▸ Short exercise: Pick out each line of the records in which the word "décembre" appears.

[start of Input material]

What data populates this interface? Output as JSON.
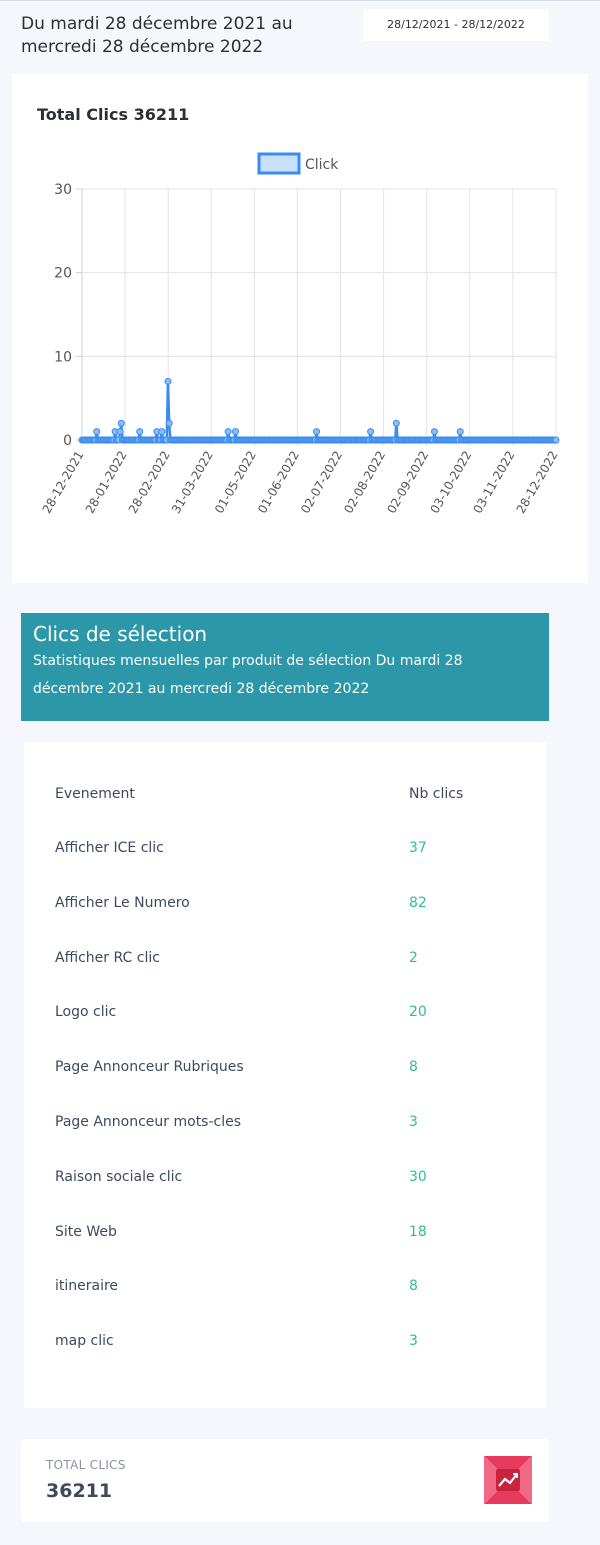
{
  "header": {
    "period_title": "Du mardi 28 décembre 2021 au mercredi 28 décembre 2022",
    "date_range": "28/12/2021 - 28/12/2022"
  },
  "chart": {
    "title": "Total Clics 36211"
  },
  "chart_data": {
    "type": "line",
    "title": "Total Clics 36211",
    "xlabel": "",
    "ylabel": "",
    "ylim": [
      0,
      30
    ],
    "y_ticks": [
      0,
      10,
      20,
      30
    ],
    "x_tick_labels": [
      "28-12-2021",
      "28-01-2022",
      "28-02-2022",
      "31-03-2022",
      "01-05-2022",
      "01-06-2022",
      "02-07-2022",
      "02-08-2022",
      "02-09-2022",
      "03-10-2022",
      "03-11-2022",
      "28-12-2022"
    ],
    "grid": true,
    "legend_position": "top",
    "series": [
      {
        "name": "Click",
        "color": "#3b8cf0",
        "fill": "#c9e0fb",
        "values": [
          0,
          0,
          0,
          0,
          0,
          0,
          0,
          0,
          0,
          0,
          0,
          0,
          1,
          0,
          0,
          0,
          0,
          0,
          0,
          0,
          0,
          0,
          0,
          0,
          0,
          0,
          0,
          1,
          0,
          0,
          0,
          1,
          2,
          0,
          0,
          0,
          0,
          0,
          0,
          0,
          0,
          0,
          0,
          0,
          0,
          0,
          0,
          1,
          0,
          0,
          0,
          0,
          0,
          0,
          0,
          0,
          0,
          0,
          0,
          0,
          0,
          1,
          0,
          0,
          0,
          1,
          0,
          0,
          0,
          0,
          7,
          2,
          0,
          0,
          0,
          0,
          0,
          0,
          0,
          0,
          0,
          0,
          0,
          0,
          0,
          0,
          0,
          0,
          0,
          0,
          0,
          0,
          0,
          0,
          0,
          0,
          0,
          0,
          0,
          0,
          0,
          0,
          0,
          0,
          0,
          0,
          0,
          0,
          0,
          0,
          0,
          0,
          0,
          0,
          0,
          0,
          0,
          0,
          0,
          1,
          0,
          0,
          0,
          0,
          0,
          1,
          0,
          0,
          0,
          0,
          0,
          0,
          0,
          0,
          0,
          0,
          0,
          0,
          0,
          0,
          0,
          0,
          0,
          0,
          0,
          0,
          0,
          0,
          0,
          0,
          0,
          0,
          0,
          0,
          0,
          0,
          0,
          0,
          0,
          0,
          0,
          0,
          0,
          0,
          0,
          0,
          0,
          0,
          0,
          0,
          0,
          0,
          0,
          0,
          0,
          0,
          0,
          0,
          0,
          0,
          0,
          0,
          0,
          0,
          0,
          0,
          0,
          0,
          0,
          0,
          0,
          1,
          0,
          0,
          0,
          0,
          0,
          0,
          0,
          0,
          0,
          0,
          0,
          0,
          0,
          0,
          0,
          0,
          0,
          0,
          0,
          0,
          0,
          0,
          0,
          0,
          0,
          0,
          0,
          0,
          0,
          0,
          0,
          0,
          0,
          0,
          0,
          0,
          0,
          0,
          0,
          0,
          0,
          0,
          0,
          1,
          0,
          0,
          0,
          0,
          0,
          0,
          0,
          0,
          0,
          0,
          0,
          0,
          0,
          0,
          0,
          0,
          0,
          0,
          0,
          0,
          2,
          0,
          0,
          0,
          0,
          0,
          0,
          0,
          0,
          0,
          0,
          0,
          0,
          0,
          0,
          0,
          0,
          0,
          0,
          0,
          0,
          0,
          0,
          0,
          0,
          0,
          0,
          0,
          0,
          0,
          0,
          1,
          0,
          0,
          0,
          0,
          0,
          0,
          0,
          0,
          0,
          0,
          0,
          0,
          0,
          0,
          0,
          0,
          0,
          0,
          0,
          0,
          1,
          0,
          0,
          0,
          0,
          0,
          0,
          0,
          0,
          0,
          0,
          0,
          0,
          0,
          0,
          0,
          0,
          0,
          0,
          0,
          0,
          0,
          0,
          0,
          0,
          0,
          0,
          0,
          0,
          0,
          0,
          0,
          0,
          0,
          0,
          0,
          0,
          0,
          0,
          0,
          0,
          0,
          0,
          0,
          0,
          0,
          0,
          0,
          0,
          0,
          0,
          0,
          0,
          0,
          0,
          0,
          0,
          0,
          0,
          0,
          0,
          0,
          0,
          0,
          0,
          0,
          0,
          0,
          0,
          0,
          0,
          0,
          0,
          0,
          0,
          0,
          0,
          0,
          0
        ]
      }
    ]
  },
  "selection": {
    "title": "Clics de sélection",
    "subtitle": "Statistiques mensuelles par produit de sélection Du mardi 28 décembre 2021 au mercredi 28 décembre 2022",
    "col_event": "Evenement",
    "col_clicks": "Nb clics",
    "rows": [
      {
        "event": "Afficher ICE clic",
        "clicks": "37"
      },
      {
        "event": "Afficher Le Numero",
        "clicks": "82"
      },
      {
        "event": "Afficher RC clic",
        "clicks": "2"
      },
      {
        "event": "Logo clic",
        "clicks": "20"
      },
      {
        "event": "Page Annonceur Rubriques",
        "clicks": "8"
      },
      {
        "event": "Page Annonceur mots-cles",
        "clicks": "3"
      },
      {
        "event": "Raison sociale clic",
        "clicks": "30"
      },
      {
        "event": "Site Web",
        "clicks": "18"
      },
      {
        "event": "itineraire",
        "clicks": "8"
      },
      {
        "event": "map clic",
        "clicks": "3"
      }
    ]
  },
  "total": {
    "label": "TOTAL CLICS",
    "value": "36211",
    "icon": "trending-chart-icon"
  }
}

[end of Input material]

▸ The solution:
    "period_title": "Du mardi 28 décembre 2021 au mercredi 28 décembre 2022",
    "subtitle": "Statistiques mensuelles par produit de sélection Du mardi 28 décembre 2021 au mercredi 28 décembre 2022",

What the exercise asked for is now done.